■ SET PROBLEM: Reproduce the data below verbatim, every line in its original order and with every character unchanged.

■ MATERIAL PROVIDED:
* * * *
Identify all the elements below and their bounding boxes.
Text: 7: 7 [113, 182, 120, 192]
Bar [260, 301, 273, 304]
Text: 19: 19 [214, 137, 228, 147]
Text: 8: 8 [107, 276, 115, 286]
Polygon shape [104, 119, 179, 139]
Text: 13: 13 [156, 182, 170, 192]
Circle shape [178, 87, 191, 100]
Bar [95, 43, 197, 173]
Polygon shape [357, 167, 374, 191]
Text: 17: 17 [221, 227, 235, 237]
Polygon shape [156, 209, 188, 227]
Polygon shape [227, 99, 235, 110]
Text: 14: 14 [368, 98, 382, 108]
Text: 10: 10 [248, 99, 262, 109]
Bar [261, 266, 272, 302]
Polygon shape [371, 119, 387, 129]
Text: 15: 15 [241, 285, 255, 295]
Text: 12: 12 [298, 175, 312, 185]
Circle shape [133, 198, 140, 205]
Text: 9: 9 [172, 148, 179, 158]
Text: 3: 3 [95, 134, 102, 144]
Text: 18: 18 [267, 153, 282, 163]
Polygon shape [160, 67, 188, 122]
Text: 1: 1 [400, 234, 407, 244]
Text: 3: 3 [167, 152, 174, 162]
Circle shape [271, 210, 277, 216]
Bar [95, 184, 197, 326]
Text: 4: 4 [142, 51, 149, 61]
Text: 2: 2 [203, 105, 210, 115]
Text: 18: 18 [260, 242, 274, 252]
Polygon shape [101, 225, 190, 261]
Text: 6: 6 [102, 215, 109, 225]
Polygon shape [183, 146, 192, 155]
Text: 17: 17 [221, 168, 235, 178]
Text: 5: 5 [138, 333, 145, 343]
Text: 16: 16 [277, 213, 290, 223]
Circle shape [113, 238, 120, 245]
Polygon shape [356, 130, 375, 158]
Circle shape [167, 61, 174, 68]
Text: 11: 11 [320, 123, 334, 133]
* * * *
■ COMPLETED EXERCISE:
Identify all the elements below and their bounding boxes.
Text: 7: 7 [113, 182, 120, 192]
Bar [260, 301, 273, 304]
Text: 19: 19 [214, 137, 228, 147]
Text: 8: 8 [107, 276, 115, 286]
Polygon shape [104, 119, 179, 139]
Text: 13: 13 [156, 182, 170, 192]
Circle shape [178, 87, 191, 100]
Bar [95, 43, 197, 173]
Polygon shape [357, 167, 374, 191]
Text: 17: 17 [221, 227, 235, 237]
Polygon shape [156, 209, 188, 227]
Polygon shape [227, 99, 235, 110]
Text: 14: 14 [368, 98, 382, 108]
Text: 10: 10 [248, 99, 262, 109]
Bar [261, 266, 272, 302]
Polygon shape [371, 119, 387, 129]
Text: 15: 15 [241, 285, 255, 295]
Text: 12: 12 [298, 175, 312, 185]
Circle shape [133, 198, 140, 205]
Text: 9: 9 [172, 148, 179, 158]
Text: 3: 3 [95, 134, 102, 144]
Text: 18: 18 [267, 153, 282, 163]
Polygon shape [160, 67, 188, 122]
Text: 1: 1 [400, 234, 407, 244]
Text: 3: 3 [167, 152, 174, 162]
Circle shape [271, 210, 277, 216]
Bar [95, 184, 197, 326]
Text: 4: 4 [142, 51, 149, 61]
Text: 2: 2 [203, 105, 210, 115]
Text: 18: 18 [260, 242, 274, 252]
Polygon shape [101, 225, 190, 261]
Text: 6: 6 [102, 215, 109, 225]
Polygon shape [183, 146, 192, 155]
Text: 17: 17 [221, 168, 235, 178]
Text: 5: 5 [138, 333, 145, 343]
Text: 16: 16 [277, 213, 290, 223]
Circle shape [113, 238, 120, 245]
Polygon shape [356, 130, 375, 158]
Circle shape [167, 61, 174, 68]
Text: 11: 11 [320, 123, 334, 133]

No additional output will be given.